On Mon, 15 Dec 2008 00:32:05 +1300
Chris Bannister <mockingbird@earthlight.co.nz> wrote:

> Hi,
> 
> http://www.webmonkey.com/blog/Why_You_Should_Turn_Gmail_s_SSL_Feature_On_Now

I can't say that I have a really good understanding of the issues, but
I believe that the article is not as clear as it might be. It claims
that:

"How do you know a connection is secured by SSL? The handy “s” after
“http” will tell you. For example, https://mail.google.com is encrypted
while http://mail.google.com is not. You can force an encryption by
adding the “s” yourself, or by turning on “Always use https” from the
Browser Connection settings of your Gmail account."

This implies that using the https url is sufficient for security, but
Mike Perry, the hacker that the article largely relies on, has taken
pains to repeatedly explain that this is not so:

"As I presented in my Black Hat and DefCon talks on Securing the Tor
Network, it turns out that using https for accessing mail.google.com
is not sufficient to protect you from many "Sidejacking" attacks. The
'GX' authentication cookie for mail.google.com is set to be
transmitted for any type of connection (http or https). This is the
only cookie one needs to authenticate to gmail.
■ ■ ■
_Instruction 1_
Please return the part of the post on Gmail's SSL feature starting at "This implies that" and ending at "authenticate to gmail.", copied word for word.
_Instruction 2_
Pick up the post on Gmail's SSL feature after its last sentence and keep writing it.
The records that come next have no connection to the post on Gmail's SSL feature.
■ ■ ■
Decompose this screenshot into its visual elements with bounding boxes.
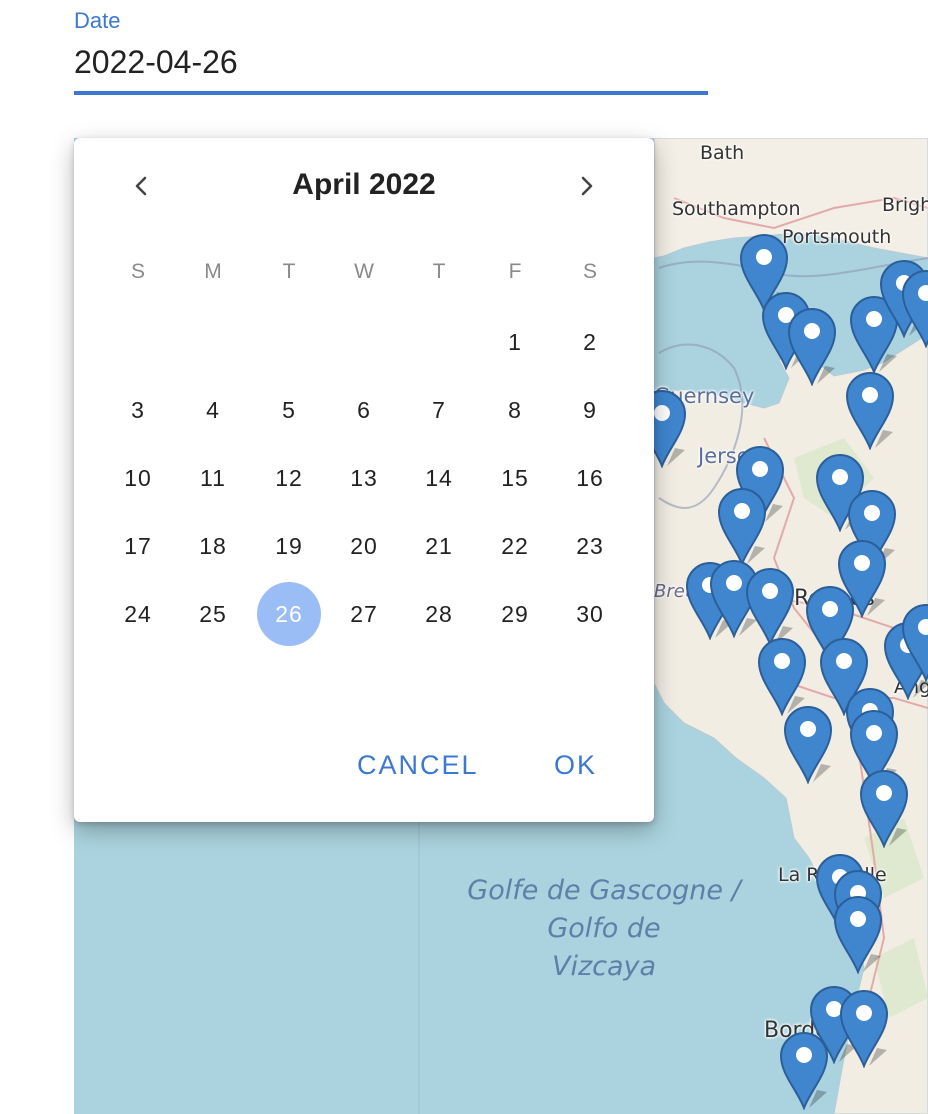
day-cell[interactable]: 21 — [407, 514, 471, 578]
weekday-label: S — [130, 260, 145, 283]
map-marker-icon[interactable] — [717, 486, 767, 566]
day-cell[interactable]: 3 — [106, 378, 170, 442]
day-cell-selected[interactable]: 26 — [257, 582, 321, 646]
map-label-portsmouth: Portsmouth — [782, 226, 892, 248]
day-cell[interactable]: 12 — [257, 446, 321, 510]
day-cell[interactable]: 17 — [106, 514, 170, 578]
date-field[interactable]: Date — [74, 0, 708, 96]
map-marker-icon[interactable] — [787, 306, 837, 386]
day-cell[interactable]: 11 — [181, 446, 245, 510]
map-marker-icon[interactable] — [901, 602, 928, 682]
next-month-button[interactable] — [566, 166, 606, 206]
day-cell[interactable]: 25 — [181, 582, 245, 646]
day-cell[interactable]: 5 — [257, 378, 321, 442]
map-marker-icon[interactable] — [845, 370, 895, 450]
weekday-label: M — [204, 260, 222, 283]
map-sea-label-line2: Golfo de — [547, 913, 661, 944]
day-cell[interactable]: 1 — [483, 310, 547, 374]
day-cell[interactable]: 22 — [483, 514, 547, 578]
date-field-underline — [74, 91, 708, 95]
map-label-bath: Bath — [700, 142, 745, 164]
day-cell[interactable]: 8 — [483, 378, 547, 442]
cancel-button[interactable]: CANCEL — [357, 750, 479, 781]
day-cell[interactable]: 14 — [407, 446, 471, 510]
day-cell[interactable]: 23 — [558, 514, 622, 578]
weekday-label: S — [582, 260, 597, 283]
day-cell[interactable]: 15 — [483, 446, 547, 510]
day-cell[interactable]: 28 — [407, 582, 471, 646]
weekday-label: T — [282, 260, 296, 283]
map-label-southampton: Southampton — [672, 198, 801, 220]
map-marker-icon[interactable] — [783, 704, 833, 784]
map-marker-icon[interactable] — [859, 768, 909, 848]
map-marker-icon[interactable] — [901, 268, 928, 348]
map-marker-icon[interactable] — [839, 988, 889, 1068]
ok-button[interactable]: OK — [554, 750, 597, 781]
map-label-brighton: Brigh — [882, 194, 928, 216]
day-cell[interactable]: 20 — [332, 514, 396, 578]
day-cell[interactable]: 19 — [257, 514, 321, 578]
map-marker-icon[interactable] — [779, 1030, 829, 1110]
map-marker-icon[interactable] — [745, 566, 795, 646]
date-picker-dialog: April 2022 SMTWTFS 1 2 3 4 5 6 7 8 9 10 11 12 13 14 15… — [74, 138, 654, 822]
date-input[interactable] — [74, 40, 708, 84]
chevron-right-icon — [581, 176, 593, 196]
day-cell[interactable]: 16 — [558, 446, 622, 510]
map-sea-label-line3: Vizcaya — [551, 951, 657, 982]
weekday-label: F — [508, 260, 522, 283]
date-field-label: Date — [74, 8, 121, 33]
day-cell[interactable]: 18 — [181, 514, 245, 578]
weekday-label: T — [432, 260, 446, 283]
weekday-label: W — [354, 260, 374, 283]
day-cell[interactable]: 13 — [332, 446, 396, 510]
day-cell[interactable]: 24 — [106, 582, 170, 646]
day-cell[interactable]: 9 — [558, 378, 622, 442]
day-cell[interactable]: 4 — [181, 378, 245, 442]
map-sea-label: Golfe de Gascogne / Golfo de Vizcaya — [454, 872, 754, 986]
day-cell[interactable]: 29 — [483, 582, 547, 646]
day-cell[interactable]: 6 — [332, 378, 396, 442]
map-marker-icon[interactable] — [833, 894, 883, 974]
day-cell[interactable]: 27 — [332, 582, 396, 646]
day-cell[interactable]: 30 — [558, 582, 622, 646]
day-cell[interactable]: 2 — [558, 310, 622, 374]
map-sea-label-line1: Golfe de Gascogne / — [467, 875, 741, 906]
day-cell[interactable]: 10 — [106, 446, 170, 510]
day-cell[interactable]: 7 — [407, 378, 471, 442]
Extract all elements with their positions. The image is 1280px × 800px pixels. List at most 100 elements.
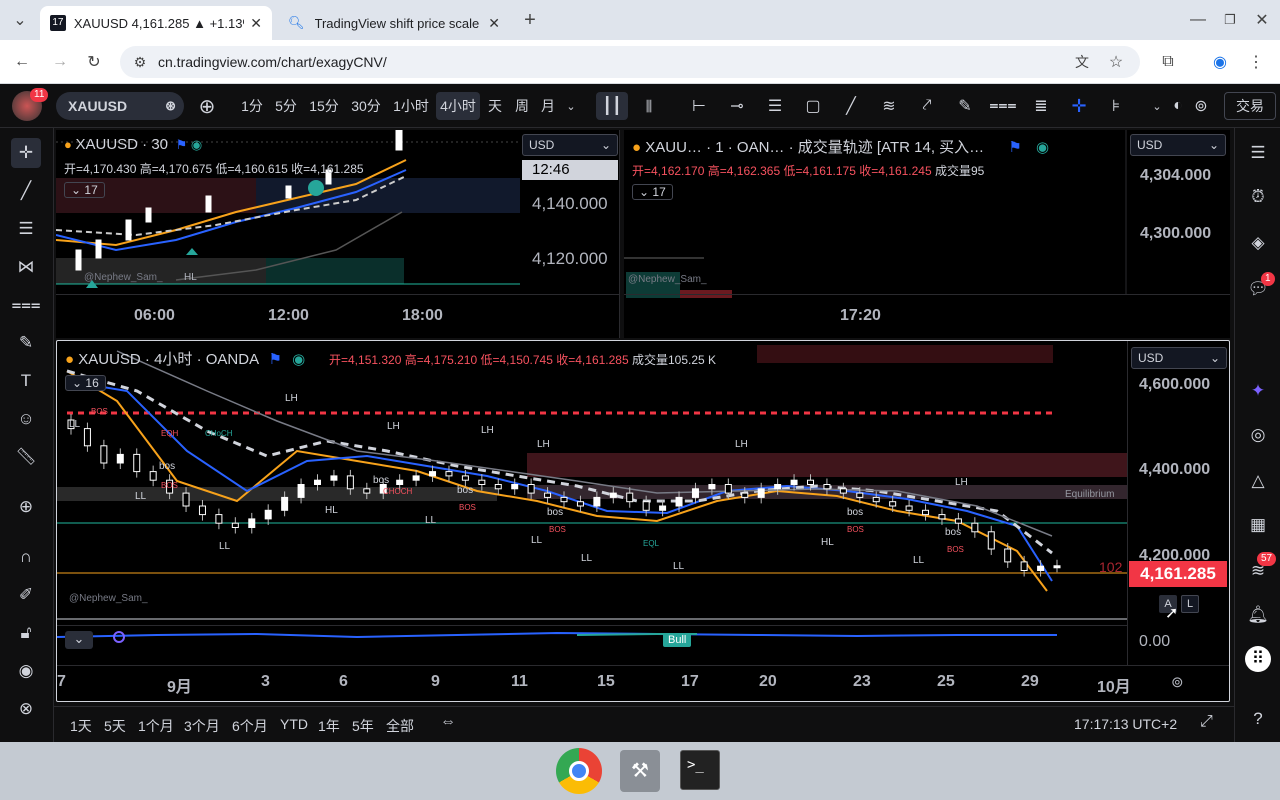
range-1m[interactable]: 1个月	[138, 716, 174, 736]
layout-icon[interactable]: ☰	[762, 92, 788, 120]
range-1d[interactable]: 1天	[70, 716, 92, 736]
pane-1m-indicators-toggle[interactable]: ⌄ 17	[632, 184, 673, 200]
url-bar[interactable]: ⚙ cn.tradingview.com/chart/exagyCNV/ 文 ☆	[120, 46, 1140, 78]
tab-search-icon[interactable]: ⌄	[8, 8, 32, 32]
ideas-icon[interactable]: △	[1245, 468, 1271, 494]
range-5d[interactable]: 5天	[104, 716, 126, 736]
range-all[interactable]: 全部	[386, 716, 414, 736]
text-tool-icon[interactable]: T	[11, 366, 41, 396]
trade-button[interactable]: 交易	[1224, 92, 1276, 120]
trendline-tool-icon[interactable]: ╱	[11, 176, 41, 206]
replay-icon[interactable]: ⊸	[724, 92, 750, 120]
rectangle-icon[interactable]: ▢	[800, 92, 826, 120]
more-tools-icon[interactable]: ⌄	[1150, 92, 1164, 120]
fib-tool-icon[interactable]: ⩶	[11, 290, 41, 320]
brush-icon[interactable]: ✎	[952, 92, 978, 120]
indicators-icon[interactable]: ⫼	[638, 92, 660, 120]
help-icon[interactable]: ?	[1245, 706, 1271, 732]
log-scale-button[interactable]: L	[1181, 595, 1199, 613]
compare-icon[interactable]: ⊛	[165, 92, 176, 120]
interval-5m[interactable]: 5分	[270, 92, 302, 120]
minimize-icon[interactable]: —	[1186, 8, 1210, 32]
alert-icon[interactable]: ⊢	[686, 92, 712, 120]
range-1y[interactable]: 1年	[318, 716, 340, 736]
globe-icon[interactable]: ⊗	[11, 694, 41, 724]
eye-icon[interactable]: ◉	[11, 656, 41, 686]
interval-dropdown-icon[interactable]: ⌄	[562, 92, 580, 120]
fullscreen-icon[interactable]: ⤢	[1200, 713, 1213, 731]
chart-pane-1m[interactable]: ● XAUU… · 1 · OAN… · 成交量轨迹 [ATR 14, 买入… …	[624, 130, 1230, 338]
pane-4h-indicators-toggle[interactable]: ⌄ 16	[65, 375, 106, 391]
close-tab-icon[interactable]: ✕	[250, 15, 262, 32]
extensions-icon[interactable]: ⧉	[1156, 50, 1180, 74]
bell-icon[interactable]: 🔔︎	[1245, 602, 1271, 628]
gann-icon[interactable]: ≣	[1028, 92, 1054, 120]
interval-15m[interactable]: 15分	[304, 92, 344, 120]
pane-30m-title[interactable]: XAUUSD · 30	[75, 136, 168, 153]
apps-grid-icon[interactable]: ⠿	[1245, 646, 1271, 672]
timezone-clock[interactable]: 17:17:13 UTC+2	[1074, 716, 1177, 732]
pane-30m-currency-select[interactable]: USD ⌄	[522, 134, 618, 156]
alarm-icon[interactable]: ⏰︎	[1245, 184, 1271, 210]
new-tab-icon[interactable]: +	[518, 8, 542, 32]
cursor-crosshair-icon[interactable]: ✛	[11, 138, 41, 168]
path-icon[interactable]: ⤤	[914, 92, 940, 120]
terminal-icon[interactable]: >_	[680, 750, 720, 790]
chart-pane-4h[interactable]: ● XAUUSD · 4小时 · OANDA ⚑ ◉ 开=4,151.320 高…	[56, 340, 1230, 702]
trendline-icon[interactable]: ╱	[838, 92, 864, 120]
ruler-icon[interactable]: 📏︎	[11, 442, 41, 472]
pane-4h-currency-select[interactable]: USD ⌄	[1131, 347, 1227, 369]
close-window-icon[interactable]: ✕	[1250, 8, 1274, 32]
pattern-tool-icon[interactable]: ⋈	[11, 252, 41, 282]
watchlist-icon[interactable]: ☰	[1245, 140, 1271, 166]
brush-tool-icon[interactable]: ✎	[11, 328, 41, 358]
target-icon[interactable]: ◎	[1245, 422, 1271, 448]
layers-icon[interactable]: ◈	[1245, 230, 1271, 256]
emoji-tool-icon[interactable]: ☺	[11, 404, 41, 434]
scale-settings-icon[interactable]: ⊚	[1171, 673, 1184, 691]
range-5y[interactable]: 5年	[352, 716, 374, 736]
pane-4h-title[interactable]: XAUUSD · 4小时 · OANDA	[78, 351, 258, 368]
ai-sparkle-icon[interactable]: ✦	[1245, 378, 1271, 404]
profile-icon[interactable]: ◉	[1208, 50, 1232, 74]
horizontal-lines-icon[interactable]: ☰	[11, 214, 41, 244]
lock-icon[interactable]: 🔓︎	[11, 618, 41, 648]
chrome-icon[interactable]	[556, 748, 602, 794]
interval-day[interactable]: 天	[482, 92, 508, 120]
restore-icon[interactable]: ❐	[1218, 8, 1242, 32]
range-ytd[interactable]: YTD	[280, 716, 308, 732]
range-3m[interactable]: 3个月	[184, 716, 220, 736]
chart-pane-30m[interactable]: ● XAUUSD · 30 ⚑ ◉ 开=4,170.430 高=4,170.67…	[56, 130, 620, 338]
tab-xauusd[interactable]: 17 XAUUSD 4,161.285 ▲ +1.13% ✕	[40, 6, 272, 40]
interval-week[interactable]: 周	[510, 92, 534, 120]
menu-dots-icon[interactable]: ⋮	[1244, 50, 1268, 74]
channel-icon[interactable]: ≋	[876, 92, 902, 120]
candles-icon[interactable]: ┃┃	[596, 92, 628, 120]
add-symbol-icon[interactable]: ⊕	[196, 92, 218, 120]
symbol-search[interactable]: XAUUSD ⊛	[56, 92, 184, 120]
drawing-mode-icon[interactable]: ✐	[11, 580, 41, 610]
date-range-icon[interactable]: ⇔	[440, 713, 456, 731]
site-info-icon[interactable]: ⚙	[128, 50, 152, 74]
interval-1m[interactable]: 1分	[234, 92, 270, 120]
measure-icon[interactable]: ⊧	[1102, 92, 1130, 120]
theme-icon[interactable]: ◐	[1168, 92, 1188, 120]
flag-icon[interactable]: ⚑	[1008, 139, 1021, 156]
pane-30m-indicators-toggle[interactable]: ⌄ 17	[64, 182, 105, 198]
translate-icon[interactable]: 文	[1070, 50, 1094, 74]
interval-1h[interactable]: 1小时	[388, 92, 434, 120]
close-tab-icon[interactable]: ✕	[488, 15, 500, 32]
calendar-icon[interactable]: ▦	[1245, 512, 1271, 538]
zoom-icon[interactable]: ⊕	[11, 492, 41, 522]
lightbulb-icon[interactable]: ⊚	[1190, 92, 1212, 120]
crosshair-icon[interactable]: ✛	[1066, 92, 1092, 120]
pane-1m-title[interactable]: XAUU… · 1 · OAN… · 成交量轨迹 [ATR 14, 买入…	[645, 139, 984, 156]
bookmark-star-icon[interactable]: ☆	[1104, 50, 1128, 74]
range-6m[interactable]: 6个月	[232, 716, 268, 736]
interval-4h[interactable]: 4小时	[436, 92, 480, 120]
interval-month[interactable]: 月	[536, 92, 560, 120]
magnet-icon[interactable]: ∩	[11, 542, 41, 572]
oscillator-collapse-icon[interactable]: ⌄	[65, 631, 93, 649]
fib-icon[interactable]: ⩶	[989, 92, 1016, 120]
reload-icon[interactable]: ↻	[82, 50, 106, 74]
■ ■ ■
_Exercise answer 1_
This implies that using the https url is sufficient for security, but
Mike Perry, the hacker that the article largely relies on, has taken
pains to repeatedly explain that this is not so:

"As I presented in my Black Hat and DefCon talks on Securing the Tor
Network, it turns out that using https for accessing mail.google.com
is not sufficient to protect you from many "Sidejacking" attacks. The
'GX' authentication cookie for mail.google.com is set to be
transmitted for any type of connection (http or https). This is the
only cookie one needs to authenticate to gmail.

_Exercise answer 2_
This "Any type of connection" property allows an attacker execute a
cross site request forgery attack to inject spoofed
'http://mail.google.com' content elements or meta-refresh tags into
ANY WEB PAGE loaded by a user. Repeat: the user does NOT have to be
using gmail at the time, they just need to have a valid 'GX'
authentication cookie from a prior login, and then visit ANY WEBSITE.
Upon fetching/executing these injected elements, the browser will
transmit the 'GX' cookie in the clear for the load of the spoofed
element."

http://seclists.org/bugtraq/2007/Aug/0070.html

"Vulnerability 2: HTTPS but Insecure Cookies

This is the vulnerability I announced in my Bugtraq post last year, and
the one I featured in my DEFCON talk. Basically, it revolves around the
fact that cookies have two modes: secure and insecure. If a cookie is
insecure, a browser will transmit it for plain old http connections,
and an active attacker can then inject a set of http images for sites
that they want cookies for, and the browser will happily transmit
cookies for these sites unencrypted, allowing their capture. This
attack can even be automated for the majority of sites without the need
for a list of targets (though a list of targets can also work just fine
against these sites as well, to capture their cookies for every IP on
the network). I describe the automated process in both the core logic
post, and the original writeup post of CookieMonster."

http://fscked.org/blog/overview-web-mitm-vulnerability-surface

> Chris.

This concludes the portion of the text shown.